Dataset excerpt

○ ○ ○ ○ ○ ○ ○

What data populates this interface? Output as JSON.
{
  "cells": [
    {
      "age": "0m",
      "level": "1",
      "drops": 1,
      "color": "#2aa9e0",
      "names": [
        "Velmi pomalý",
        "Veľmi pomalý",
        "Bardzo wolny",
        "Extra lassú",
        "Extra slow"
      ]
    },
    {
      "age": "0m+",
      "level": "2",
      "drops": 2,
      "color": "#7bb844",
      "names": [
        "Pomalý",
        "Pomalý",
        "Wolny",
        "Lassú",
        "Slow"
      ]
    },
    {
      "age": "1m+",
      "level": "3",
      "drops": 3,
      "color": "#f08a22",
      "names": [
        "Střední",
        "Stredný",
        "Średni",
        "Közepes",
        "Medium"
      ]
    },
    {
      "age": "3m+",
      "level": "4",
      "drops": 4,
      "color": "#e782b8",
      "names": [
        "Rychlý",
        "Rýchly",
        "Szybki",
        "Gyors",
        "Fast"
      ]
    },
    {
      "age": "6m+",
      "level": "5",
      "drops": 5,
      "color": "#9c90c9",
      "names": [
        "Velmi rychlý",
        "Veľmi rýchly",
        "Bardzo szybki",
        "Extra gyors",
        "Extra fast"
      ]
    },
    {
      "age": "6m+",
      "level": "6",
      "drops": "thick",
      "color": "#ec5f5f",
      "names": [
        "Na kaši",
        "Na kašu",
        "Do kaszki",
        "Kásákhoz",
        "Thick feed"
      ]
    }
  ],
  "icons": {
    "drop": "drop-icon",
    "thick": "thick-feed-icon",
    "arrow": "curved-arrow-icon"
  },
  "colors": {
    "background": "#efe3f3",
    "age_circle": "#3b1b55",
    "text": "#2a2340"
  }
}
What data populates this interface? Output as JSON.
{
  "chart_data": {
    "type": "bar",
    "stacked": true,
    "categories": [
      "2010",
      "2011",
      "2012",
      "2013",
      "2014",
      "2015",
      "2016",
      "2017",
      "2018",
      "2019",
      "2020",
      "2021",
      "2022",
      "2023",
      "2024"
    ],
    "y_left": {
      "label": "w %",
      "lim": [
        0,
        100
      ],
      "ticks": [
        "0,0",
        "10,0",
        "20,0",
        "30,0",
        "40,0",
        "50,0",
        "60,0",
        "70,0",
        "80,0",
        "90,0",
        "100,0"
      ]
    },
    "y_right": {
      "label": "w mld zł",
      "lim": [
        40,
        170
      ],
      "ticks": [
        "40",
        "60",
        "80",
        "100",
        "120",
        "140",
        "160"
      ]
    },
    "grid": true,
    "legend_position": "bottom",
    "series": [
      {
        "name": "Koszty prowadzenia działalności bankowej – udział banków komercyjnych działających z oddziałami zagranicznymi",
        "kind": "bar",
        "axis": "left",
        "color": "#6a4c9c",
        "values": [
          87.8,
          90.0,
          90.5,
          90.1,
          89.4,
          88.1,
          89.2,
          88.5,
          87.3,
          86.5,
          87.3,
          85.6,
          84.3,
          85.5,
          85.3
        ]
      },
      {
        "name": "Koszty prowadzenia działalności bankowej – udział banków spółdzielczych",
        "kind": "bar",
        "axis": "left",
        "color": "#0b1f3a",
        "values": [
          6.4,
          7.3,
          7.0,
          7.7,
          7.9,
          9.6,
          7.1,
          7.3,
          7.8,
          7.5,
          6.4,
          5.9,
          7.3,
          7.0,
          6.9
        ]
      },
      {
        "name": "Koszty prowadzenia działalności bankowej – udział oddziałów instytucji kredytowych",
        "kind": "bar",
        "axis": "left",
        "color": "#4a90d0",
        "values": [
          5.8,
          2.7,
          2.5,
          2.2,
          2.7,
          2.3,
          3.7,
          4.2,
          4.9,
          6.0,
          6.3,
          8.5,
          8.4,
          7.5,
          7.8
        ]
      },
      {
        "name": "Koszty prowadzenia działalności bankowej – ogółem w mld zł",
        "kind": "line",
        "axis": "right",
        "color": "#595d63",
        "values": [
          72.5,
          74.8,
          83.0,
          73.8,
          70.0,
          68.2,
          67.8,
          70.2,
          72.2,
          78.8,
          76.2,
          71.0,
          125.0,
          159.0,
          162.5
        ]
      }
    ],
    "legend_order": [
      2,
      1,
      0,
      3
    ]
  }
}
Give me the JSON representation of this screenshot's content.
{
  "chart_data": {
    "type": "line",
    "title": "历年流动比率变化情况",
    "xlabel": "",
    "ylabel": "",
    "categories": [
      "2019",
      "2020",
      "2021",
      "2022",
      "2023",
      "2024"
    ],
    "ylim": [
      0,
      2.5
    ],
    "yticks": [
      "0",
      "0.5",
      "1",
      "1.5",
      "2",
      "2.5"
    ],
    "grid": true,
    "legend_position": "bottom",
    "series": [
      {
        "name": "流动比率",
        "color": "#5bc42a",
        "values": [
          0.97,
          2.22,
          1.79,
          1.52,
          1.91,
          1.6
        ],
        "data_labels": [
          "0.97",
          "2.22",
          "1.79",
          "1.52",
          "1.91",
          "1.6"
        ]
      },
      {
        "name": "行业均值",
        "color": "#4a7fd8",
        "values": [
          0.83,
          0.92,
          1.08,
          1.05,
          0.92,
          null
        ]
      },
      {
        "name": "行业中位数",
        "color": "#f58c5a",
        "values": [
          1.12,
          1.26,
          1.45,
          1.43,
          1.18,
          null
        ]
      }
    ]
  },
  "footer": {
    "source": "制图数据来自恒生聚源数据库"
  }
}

○ ○ ○ ○ ○ ○ ○

Reproduce the material exactly, with every line intact.

What data populates this interface? Output as JSON.
{
  "cells": [
    {
      "age": "0m",
      "level": "1",
      "drops": 1,
      "color": "#2aa9e0",
      "names": [
        "Velmi pomalý",
        "Veľmi pomalý",
        "Bardzo wolny",
        "Extra lassú",
        "Extra slow"
      ]
    },
    {
      "age": "0m+",
      "level": "2",
      "drops": 2,
      "color": "#7bb844",
      "names": [
        "Pomalý",
        "Pomalý",
        "Wolny",
        "Lassú",
        "Slow"
      ]
    },
    {
      "age": "1m+",
      "level": "3",
      "drops": 3,
      "color": "#f08a22",
      "names": [
        "Střední",
        "Stredný",
        "Średni",
        "Közepes",
        "Medium"
      ]
    },
    {
      "age": "3m+",
      "level": "4",
      "drops": 4,
      "color": "#e782b8",
      "names": [
        "Rychlý",
        "Rýchly",
        "Szybki",
        "Gyors",
        "Fast"
      ]
    },
    {
      "age": "6m+",
      "level": "5",
      "drops": 5,
      "color": "#9c90c9",
      "names": [
        "Velmi rychlý",
        "Veľmi rýchly",
        "Bardzo szybki",
        "Extra gyors",
        "Extra fast"
      ]
    },
    {
      "age": "6m+",
      "level": "6",
      "drops": "thick",
      "color": "#ec5f5f",
      "names": [
        "Na kaši",
        "Na kašu",
        "Do kaszki",
        "Kásákhoz",
        "Thick feed"
      ]
    }
  ],
  "icons": {
    "drop": "drop-icon",
    "thick": "thick-feed-icon",
    "arrow": "curved-arrow-icon"
  },
  "colors": {
    "background": "#efe3f3",
    "age_circle": "#3b1b55",
    "text": "#2a2340"
  }
}
What data populates this interface? Output as JSON.
{
  "chart_data": {
    "type": "bar",
    "stacked": true,
    "categories": [
      "2010",
      "2011",
      "2012",
      "2013",
      "2014",
      "2015",
      "2016",
      "2017",
      "2018",
      "2019",
      "2020",
      "2021",
      "2022",
      "2023",
      "2024"
    ],
    "y_left": {
      "label": "w %",
      "lim": [
        0,
        100
      ],
      "ticks": [
        "0,0",
        "10,0",
        "20,0",
        "30,0",
        "40,0",
        "50,0",
        "60,0",
        "70,0",
        "80,0",
        "90,0",
        "100,0"
      ]
    },
    "y_right": {
      "label": "w mld zł",
      "lim": [
        40,
        170
      ],
      "ticks": [
        "40",
        "60",
        "80",
        "100",
        "120",
        "140",
        "160"
      ]
    },
    "grid": true,
    "legend_position": "bottom",
    "series": [
      {
        "name": "Koszty prowadzenia działalności bankowej – udział banków komercyjnych działających z oddziałami zagranicznymi",
        "kind": "bar",
        "axis": "left",
        "color": "#6a4c9c",
        "values": [
          87.8,
          90.0,
          90.5,
          90.1,
          89.4,
          88.1,
          89.2,
          88.5,
          87.3,
          86.5,
          87.3,
          85.6,
          84.3,
          85.5,
          85.3
        ]
      },
      {
        "name": "Koszty prowadzenia działalności bankowej – udział banków spółdzielczych",
        "kind": "bar",
        "axis": "left",
        "color": "#0b1f3a",
        "values": [
          6.4,
          7.3,
          7.0,
          7.7,
          7.9,
          9.6,
          7.1,
          7.3,
          7.8,
          7.5,
          6.4,
          5.9,
          7.3,
          7.0,
          6.9
        ]
      },
      {
        "name": "Koszty prowadzenia działalności bankowej – udział oddziałów instytucji kredytowych",
        "kind": "bar",
        "axis": "left",
        "color": "#4a90d0",
        "values": [
          5.8,
          2.7,
          2.5,
          2.2,
          2.7,
          2.3,
          3.7,
          4.2,
          4.9,
          6.0,
          6.3,
          8.5,
          8.4,
          7.5,
          7.8
        ]
      },
      {
        "name": "Koszty prowadzenia działalności bankowej – ogółem w mld zł",
        "kind": "line",
        "axis": "right",
        "color": "#595d63",
        "values": [
          72.5,
          74.8,
          83.0,
          73.8,
          70.0,
          68.2,
          67.8,
          70.2,
          72.2,
          78.8,
          76.2,
          71.0,
          125.0,
          159.0,
          162.5
        ]
      }
    ],
    "legend_order": [
      2,
      1,
      0,
      3
    ]
  }
}
Give me the JSON representation of this screenshot's content.
{
  "chart_data": {
    "type": "line",
    "title": "历年流动比率变化情况",
    "xlabel": "",
    "ylabel": "",
    "categories": [
      "2019",
      "2020",
      "2021",
      "2022",
      "2023",
      "2024"
    ],
    "ylim": [
      0,
      2.5
    ],
    "yticks": [
      "0",
      "0.5",
      "1",
      "1.5",
      "2",
      "2.5"
    ],
    "grid": true,
    "legend_position": "bottom",
    "series": [
      {
        "name": "流动比率",
        "color": "#5bc42a",
        "values": [
          0.97,
          2.22,
          1.79,
          1.52,
          1.91,
          1.6
        ],
        "data_labels": [
          "0.97",
          "2.22",
          "1.79",
          "1.52",
          "1.91",
          "1.6"
        ]
      },
      {
        "name": "行业均值",
        "color": "#4a7fd8",
        "values": [
          0.83,
          0.92,
          1.08,
          1.05,
          0.92,
          null
        ]
      },
      {
        "name": "行业中位数",
        "color": "#f58c5a",
        "values": [
          1.12,
          1.26,
          1.45,
          1.43,
          1.18,
          null
        ]
      }
    ]
  },
  "footer": {
    "source": "制图数据来自恒生聚源数据库"
  }
}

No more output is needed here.